Objective: Check every line below for the word "Full" and give only the number of lines where it appears.

Dataset extract:
* * * * * * *
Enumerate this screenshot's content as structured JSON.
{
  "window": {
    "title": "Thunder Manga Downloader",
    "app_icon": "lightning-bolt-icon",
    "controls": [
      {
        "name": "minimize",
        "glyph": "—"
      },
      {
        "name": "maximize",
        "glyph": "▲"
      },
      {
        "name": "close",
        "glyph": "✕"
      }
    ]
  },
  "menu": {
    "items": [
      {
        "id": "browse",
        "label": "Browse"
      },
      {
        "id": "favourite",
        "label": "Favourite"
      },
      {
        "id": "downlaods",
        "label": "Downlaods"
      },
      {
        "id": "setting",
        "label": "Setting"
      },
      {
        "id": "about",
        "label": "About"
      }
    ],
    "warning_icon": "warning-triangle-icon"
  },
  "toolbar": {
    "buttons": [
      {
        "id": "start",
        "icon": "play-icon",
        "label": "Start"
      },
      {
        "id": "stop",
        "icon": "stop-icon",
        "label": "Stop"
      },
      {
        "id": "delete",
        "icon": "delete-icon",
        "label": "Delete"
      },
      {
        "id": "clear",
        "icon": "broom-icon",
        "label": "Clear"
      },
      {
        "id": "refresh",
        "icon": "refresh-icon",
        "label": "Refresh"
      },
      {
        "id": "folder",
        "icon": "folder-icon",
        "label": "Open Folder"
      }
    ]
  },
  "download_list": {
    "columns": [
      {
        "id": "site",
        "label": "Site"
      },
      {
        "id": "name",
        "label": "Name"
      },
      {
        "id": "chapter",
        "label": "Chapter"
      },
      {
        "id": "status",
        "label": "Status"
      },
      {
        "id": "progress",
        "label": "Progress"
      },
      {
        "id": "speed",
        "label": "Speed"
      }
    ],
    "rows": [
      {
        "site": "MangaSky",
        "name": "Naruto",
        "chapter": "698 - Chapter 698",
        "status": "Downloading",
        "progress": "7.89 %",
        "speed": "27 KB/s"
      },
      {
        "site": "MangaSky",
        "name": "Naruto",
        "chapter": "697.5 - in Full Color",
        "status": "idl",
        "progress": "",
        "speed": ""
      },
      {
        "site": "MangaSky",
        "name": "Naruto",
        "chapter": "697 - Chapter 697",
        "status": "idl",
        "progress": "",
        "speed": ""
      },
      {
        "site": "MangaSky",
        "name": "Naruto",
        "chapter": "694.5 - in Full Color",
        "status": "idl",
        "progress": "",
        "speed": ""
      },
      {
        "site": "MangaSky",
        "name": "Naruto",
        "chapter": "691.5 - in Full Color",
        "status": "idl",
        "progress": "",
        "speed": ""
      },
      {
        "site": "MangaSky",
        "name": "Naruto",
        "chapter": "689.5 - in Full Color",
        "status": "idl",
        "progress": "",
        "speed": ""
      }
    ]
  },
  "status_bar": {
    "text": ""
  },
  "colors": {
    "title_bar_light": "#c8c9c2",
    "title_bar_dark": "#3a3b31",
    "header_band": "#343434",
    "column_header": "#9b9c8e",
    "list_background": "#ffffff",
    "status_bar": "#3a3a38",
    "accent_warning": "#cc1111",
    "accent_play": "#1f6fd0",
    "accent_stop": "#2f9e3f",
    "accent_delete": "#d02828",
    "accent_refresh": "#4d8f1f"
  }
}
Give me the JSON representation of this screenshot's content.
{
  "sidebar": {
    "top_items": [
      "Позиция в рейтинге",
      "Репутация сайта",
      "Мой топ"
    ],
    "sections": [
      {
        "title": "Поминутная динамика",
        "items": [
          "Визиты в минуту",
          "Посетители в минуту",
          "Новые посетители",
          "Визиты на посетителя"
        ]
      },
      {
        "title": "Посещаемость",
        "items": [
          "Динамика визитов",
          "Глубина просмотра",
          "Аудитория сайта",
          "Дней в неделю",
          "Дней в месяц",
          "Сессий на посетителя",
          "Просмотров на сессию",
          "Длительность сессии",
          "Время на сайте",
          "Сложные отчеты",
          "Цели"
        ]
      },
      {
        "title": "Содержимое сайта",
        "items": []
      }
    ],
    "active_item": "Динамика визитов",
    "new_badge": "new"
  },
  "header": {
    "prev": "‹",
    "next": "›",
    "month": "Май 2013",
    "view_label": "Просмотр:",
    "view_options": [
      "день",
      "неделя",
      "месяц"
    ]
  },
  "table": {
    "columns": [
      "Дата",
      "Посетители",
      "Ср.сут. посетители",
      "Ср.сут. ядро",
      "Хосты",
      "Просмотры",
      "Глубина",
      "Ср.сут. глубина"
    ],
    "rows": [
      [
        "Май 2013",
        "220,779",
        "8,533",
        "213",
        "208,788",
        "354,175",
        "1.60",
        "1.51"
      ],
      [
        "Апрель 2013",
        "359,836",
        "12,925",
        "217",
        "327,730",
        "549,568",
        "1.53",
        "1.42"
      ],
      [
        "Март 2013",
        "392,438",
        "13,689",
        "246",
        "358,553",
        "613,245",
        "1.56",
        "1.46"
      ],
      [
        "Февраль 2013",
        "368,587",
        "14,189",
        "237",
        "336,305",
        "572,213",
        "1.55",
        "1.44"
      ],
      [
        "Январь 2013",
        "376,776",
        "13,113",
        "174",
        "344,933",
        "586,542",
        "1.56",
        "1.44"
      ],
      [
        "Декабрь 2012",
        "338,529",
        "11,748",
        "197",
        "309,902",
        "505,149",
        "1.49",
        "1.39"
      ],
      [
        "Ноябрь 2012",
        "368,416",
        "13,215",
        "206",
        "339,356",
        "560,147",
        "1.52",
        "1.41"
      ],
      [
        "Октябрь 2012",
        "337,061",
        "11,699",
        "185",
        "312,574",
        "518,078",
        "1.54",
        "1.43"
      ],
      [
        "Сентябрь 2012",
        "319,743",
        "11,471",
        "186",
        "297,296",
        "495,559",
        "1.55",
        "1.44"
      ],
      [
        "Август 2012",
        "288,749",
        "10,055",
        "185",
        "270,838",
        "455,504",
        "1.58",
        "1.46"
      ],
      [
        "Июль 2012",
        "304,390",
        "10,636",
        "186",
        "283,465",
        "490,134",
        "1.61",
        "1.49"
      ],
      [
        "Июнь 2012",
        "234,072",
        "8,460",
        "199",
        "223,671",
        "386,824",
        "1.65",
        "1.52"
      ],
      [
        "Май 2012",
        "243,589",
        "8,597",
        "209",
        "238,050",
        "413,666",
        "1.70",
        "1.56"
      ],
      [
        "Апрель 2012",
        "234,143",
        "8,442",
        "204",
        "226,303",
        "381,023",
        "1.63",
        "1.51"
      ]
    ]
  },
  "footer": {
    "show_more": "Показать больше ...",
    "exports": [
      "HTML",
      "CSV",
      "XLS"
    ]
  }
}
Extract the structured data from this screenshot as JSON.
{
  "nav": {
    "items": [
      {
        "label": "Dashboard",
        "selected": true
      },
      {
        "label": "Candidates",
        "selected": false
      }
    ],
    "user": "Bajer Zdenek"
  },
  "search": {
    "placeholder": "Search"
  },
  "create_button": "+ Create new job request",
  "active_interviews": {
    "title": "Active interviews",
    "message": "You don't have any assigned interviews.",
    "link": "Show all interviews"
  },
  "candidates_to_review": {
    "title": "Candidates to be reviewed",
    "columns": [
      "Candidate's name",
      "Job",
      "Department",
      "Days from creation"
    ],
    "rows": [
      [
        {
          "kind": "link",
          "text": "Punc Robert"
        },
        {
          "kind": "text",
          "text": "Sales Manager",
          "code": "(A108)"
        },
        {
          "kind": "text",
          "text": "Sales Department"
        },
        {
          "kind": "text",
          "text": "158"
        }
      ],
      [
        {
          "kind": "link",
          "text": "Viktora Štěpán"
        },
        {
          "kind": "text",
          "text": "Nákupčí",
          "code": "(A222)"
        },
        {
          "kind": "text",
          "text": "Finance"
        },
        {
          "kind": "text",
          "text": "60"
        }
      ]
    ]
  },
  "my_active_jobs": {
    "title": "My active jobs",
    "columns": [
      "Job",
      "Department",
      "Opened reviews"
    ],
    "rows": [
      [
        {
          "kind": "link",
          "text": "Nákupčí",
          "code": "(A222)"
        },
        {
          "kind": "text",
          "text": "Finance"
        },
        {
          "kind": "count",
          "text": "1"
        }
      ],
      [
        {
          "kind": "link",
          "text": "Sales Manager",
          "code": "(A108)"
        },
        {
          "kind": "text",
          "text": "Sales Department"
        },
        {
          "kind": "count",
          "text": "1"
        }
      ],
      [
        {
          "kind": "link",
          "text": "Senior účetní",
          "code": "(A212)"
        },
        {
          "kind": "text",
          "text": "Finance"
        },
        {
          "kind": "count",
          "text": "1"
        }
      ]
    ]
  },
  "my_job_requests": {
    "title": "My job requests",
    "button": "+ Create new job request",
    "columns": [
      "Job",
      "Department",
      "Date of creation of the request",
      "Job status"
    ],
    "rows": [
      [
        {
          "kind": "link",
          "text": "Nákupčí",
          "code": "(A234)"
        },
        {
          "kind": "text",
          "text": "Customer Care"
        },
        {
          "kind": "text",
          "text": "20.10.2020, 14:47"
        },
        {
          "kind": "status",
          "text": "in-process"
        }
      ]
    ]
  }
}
* * * * * * *
Exercise answer: 4